Jahrzehntelang prägten hunderte Dampflokomotiven mit der Achsfolge 2B den Personen- und Schnellzugverkehr in preußischen Landen. Preußens Gloria auf Gleisen ist Geschichte, nicht eine dieser Maschinen hat die Zeitläufte überlebt. Oder gibt es doch einen Weg für Garbes Erbe in die Gegenwart?
Nun, es gibt Relikte, Fragmente - und, gemäß der altbewährten britischen Redewendung "where scrap is, is hope" - Hoffnung.
In den 90er Jahren machte in der Museumsbahnszene eine zunächst etwas krude wirkende Meldung die Runde. Jürgen-Ulrich Ebel, seines Zeichens unter anderem bekannter Autor nicht weniger, sehr geschätzter Baureihenbücher aus dem Eisenbahn-Kurier Verlag sei es gelungen, den Weißenfelser Schneepflug zu erwerben. Aus ihm, aufgebaut auf dem 2B-Fahrgestell einer P4.2, solle wieder die 36 363 (anfangs war von der 36 020 die Rede gewesen) entstehen. Ein Projekt, das man im Hinblick auf Umfang und Zielsetzung nur als ambitioniert bis sensationell bezeichnen kann - und gewaltigen Respekt abnötigt. Den Traum Jürgen Ebels, eines Tages eine P4.2 unter Dampf erleben zu dürfen - viele haben ihn damals geträumt.

▶ _AUFGABE 1_
Beantworte bitte anhand des Textes über die preußischen 2B-Lokomotiven folgende Fragen:
(a) Wie viele dieser Maschinen haben laut Text die Zeitläufte überlebt?
(b) Auf welchem Fahrgestell ist der Weißenfelser Schneepflug aufgebaut?
(c) Welche Loknummer war für den Wiederaufbau anfangs im Gespräch?
▶ _AUFGABE 2_
Der Text über die preußischen 2B-Lokomotiven nennt Ebels Projekt „ambitioniert bis sensationell“. Erkläre in ein bis drei Sätzen, womit der Text diese Einschätzung begründet.

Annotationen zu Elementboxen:
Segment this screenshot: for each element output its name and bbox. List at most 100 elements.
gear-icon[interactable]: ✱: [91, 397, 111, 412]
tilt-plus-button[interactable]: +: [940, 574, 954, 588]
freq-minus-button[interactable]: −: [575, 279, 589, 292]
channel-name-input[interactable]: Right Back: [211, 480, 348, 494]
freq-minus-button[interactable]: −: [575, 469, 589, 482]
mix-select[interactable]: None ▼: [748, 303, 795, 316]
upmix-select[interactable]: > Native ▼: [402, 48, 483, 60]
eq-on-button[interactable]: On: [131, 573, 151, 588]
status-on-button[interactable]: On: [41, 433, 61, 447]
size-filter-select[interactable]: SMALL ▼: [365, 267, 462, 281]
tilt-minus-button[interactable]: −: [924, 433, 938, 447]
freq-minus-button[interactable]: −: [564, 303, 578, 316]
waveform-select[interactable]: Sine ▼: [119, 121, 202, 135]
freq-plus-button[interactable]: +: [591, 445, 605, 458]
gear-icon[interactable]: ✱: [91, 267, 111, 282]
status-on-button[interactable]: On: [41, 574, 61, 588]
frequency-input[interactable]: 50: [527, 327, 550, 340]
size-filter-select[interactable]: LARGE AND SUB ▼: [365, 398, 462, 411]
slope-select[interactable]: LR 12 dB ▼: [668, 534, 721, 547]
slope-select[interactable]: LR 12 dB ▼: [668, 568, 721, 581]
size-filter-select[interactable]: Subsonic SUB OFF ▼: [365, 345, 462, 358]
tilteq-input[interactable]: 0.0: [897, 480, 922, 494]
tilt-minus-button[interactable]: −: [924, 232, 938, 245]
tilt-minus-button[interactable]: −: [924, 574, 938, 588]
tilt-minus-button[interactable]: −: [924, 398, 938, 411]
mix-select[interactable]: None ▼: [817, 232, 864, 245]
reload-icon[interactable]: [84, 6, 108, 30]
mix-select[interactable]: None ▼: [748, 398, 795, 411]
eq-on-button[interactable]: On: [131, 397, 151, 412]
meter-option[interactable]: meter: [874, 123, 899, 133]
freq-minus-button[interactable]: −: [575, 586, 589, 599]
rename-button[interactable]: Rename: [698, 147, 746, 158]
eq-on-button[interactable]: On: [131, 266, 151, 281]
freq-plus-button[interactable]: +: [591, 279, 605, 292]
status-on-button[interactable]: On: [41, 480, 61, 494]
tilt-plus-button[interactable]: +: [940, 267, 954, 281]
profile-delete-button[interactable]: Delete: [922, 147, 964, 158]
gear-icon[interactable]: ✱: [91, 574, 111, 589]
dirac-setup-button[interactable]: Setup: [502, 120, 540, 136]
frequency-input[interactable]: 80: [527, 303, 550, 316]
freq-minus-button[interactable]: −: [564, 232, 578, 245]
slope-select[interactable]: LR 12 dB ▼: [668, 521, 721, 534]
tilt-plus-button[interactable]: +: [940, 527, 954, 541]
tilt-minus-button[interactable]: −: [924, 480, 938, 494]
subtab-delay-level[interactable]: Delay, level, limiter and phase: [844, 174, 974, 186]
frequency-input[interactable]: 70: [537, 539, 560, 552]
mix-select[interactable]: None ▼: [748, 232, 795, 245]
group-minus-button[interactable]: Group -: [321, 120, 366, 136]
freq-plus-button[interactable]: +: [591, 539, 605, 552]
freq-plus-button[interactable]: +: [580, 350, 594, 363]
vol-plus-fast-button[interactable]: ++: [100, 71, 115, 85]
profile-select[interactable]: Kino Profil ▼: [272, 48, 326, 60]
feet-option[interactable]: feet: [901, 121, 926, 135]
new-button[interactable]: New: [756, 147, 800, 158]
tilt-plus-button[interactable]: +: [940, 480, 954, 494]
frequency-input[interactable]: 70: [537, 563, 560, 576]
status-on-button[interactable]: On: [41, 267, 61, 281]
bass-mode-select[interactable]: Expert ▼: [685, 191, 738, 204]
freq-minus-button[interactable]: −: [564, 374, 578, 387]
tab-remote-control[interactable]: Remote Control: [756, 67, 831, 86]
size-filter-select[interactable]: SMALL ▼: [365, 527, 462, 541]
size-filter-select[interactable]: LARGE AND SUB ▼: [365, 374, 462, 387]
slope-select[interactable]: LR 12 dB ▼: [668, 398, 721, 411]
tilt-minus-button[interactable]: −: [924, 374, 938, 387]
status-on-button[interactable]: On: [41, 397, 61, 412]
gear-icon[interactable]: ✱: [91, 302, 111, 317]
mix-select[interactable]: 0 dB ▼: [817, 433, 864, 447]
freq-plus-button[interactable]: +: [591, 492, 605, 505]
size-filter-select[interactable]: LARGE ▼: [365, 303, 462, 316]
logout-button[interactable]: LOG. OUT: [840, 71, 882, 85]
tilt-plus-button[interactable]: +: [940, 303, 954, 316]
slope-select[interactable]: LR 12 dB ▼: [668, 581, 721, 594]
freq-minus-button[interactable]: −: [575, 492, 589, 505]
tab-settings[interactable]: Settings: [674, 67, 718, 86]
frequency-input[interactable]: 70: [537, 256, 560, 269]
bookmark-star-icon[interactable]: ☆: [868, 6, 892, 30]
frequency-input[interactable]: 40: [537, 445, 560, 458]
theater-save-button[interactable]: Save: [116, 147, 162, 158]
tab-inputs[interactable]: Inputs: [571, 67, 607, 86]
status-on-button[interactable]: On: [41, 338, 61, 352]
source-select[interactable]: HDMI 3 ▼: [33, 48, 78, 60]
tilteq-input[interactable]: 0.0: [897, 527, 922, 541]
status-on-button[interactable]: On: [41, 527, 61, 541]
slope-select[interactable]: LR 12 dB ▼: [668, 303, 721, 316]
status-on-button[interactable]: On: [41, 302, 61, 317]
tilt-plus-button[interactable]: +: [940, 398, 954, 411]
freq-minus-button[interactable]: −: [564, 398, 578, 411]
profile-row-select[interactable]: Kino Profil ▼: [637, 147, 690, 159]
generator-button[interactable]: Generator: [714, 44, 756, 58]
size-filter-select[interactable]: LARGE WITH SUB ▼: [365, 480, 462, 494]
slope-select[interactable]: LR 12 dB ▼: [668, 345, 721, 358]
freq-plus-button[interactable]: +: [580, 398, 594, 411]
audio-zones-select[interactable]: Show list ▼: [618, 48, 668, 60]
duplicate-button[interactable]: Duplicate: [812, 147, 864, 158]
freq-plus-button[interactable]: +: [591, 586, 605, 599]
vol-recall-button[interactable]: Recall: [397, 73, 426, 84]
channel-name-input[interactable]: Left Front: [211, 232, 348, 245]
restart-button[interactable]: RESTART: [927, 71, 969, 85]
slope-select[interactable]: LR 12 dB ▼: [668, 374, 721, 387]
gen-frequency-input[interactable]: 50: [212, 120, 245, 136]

▶ _VOLLSTÄNDIGE ANTWORT 1_
(a) Keine einzige.
(b) Auf dem 2B-Fahrgestell einer P4.2.
(c) Die 36 020.

▶ _VOLLSTÄNDIGE ANTWORT 2_
Der Text begründet die Einschätzung mit Umfang und Zielsetzung des Projekts. Aus dem Weißenfelser Schneepflug, der auf dem 2B-Fahrgestell einer P4.2 aufgebaut ist, soll wieder die 36 363 entstehen.